### Task objective
Please copy out the lines below word for word, starting at the line that contains "contact-point-label: Tamaño del" and stopping after the line that contains "layout-icon[interactable] [8,201,32,225]".

### Dataset rows
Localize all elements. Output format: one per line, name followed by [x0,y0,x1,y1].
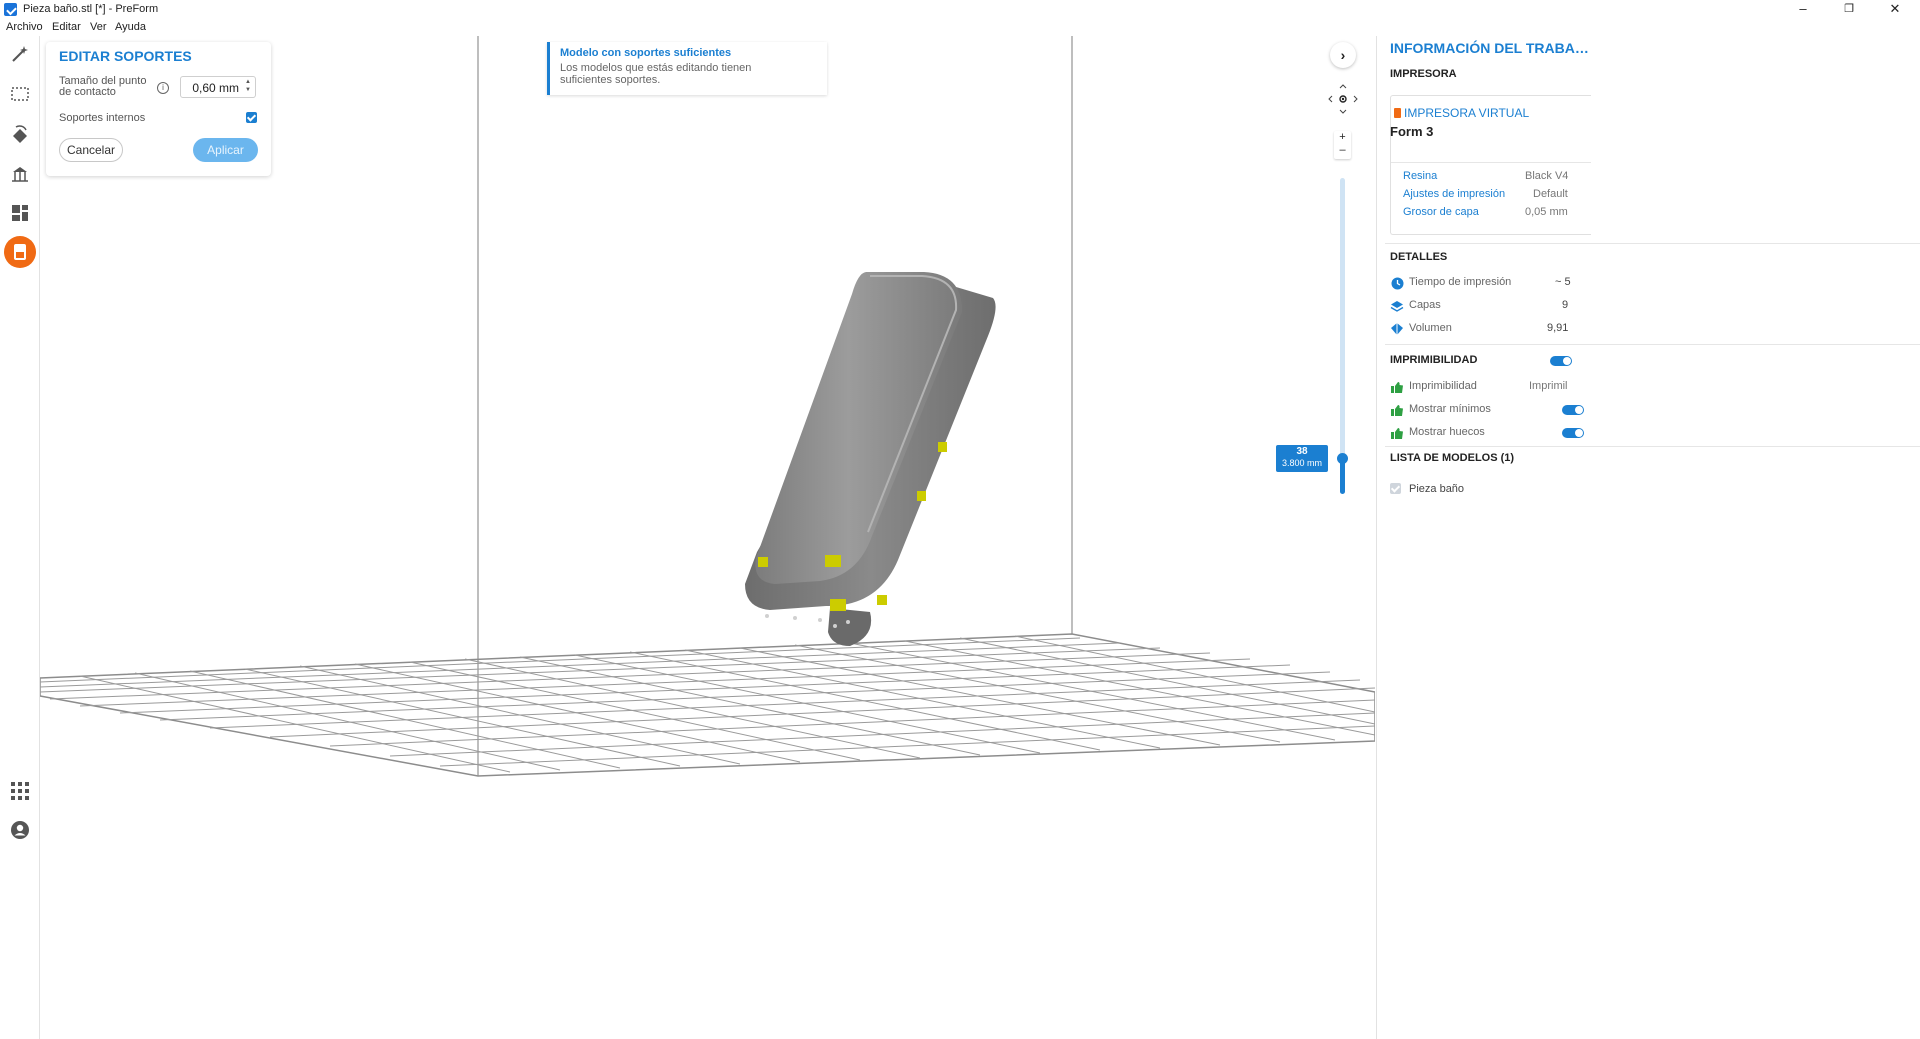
contact-point-label: Tamaño del punto de contacto [59,75,147,98]
volume-value: 9,91 [1547,322,1569,334]
resin-label[interactable]: Resina [1403,170,1437,182]
notice-title: Modelo con soportes suficientes [560,47,732,59]
account-icon[interactable] [8,818,32,842]
show-holes-label: Mostrar huecos [1409,426,1485,438]
printability-value: Imprimil [1529,380,1568,392]
layers-label: Capas [1409,299,1441,311]
show-minimums-label: Mostrar mínimos [1409,403,1491,415]
title-bar: Pieza baño.stl [*] - PreForm – ❐ ✕ [0,0,1920,20]
layout-icon[interactable] [8,201,32,225]
zoom-out-button[interactable]: – [1334,144,1351,157]
window-title: Pieza baño.stl [*] - PreForm [23,3,159,15]
edit-supports-panel: EDITAR SOPORTES Tamaño del punto de cont… [46,42,271,176]
layers-icon [1390,299,1404,313]
printer-card-divider [1391,162,1591,163]
print-settings-label[interactable]: Ajustes de impresión [1403,188,1505,200]
minimize-button[interactable]: – [1780,0,1826,20]
supports-tool-icon[interactable] [8,162,32,186]
virtual-printer-icon [1394,108,1401,118]
volume-icon [1390,322,1404,336]
volume-label: Volumen [1409,322,1452,334]
printability-toggle[interactable] [1550,356,1572,366]
contact-point-stepper[interactable]: ▲ ▼ [245,78,251,94]
print-settings-value: Default [1533,188,1568,200]
info-icon[interactable]: i [157,82,169,94]
pan-control[interactable] [1324,80,1362,118]
maximize-button[interactable]: ❐ [1826,0,1872,20]
printer-section-title: IMPRESORA [1390,68,1457,80]
thumbs-up-icon [1390,426,1404,440]
menu-editar[interactable]: Editar [52,21,81,33]
collapse-panel-button[interactable]: › [1330,42,1356,68]
apply-button[interactable]: Aplicar [193,138,258,162]
print-job-icon[interactable] [4,236,36,268]
select-box-icon[interactable] [8,82,32,106]
preform-app-icon [4,3,17,16]
internal-supports-label: Soportes internos [59,112,146,124]
section-divider [1385,344,1920,345]
apps-grid-icon[interactable] [8,779,32,803]
print-time-value: ~ 5 [1555,276,1571,288]
menu-ver[interactable]: Ver [90,21,107,33]
layer-slider-track[interactable] [1340,178,1345,494]
magic-wand-icon[interactable] [8,42,32,66]
printer-name: Form 3 [1390,124,1434,139]
support-status-notice: Modelo con soportes suficientes Los mode… [547,42,827,95]
close-button[interactable]: ✕ [1872,0,1918,20]
layer-indicator: 38 3.800 mm [1276,445,1328,472]
print-time-label: Tiempo de impresión [1409,276,1512,288]
orient-icon[interactable] [8,122,32,146]
show-holes-toggle[interactable] [1562,428,1584,438]
3d-viewport[interactable] [40,36,1375,1039]
menu-archivo[interactable]: Archivo [6,21,43,33]
layers-value: 9 [1562,299,1569,311]
zoom-in-button[interactable]: + [1334,131,1351,144]
menu-ayuda[interactable]: Ayuda [115,21,146,33]
model-name[interactable]: Pieza baño [1409,483,1464,495]
menu-bar: Archivo Editar Ver Ayuda [0,20,1920,36]
cancel-button[interactable]: Cancelar [59,138,123,162]
clock-icon [1390,276,1404,290]
resin-value: Black V4 [1525,170,1569,182]
left-toolbar [0,36,40,1039]
layer-number: 38 [1296,446,1308,457]
notice-body: Los modelos que estás editando tienen su… [560,62,752,86]
printability-section-title: IMPRIMIBILIDAD [1390,354,1478,366]
panel-title: EDITAR SOPORTES [59,48,192,64]
show-minimums-toggle[interactable] [1562,405,1584,415]
layer-slider-handle[interactable] [1337,453,1348,464]
layer-height: 3.800 mm [1281,458,1323,468]
section-divider [1385,446,1920,447]
details-section-title: DETALLES [1390,251,1448,263]
job-info-title: INFORMACIÓN DEL TRABA… [1390,40,1589,56]
model-checkbox[interactable] [1390,483,1401,494]
section-divider [1385,243,1920,244]
layer-thickness-label[interactable]: Grosor de capa [1403,206,1479,218]
build-volume-scene [40,36,1375,777]
job-info-panel: INFORMACIÓN DEL TRABA… IMPRESORA IMPRESO… [1376,36,1920,1039]
models-section-title: LISTA DE MODELOS (1) [1390,452,1515,464]
thumbs-up-icon [1390,380,1404,394]
zoom-control: + – [1334,131,1351,159]
thumbs-up-icon [1390,403,1404,417]
printability-label: Imprimibilidad [1409,380,1477,392]
layer-thickness-value: 0,05 mm [1525,206,1568,218]
internal-supports-checkbox[interactable] [246,112,257,123]
printer-type: IMPRESORA VIRTUAL [1404,106,1530,120]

### Worked solution
contact-point-label: Tamaño del punto de contacto [59,75,147,98]
volume-value: 9,91 [1547,322,1569,334]
resin-label[interactable]: Resina [1403,170,1437,182]
notice-title: Modelo con soportes suficientes [560,47,732,59]
account-icon[interactable] [8,818,32,842]
show-holes-label: Mostrar huecos [1409,426,1485,438]
printability-value: Imprimil [1529,380,1568,392]
layers-label: Capas [1409,299,1441,311]
show-minimums-label: Mostrar mínimos [1409,403,1491,415]
title-bar: Pieza baño.stl [*] - PreForm – ❐ ✕ [0,0,1920,20]
layout-icon[interactable] [8,201,32,225]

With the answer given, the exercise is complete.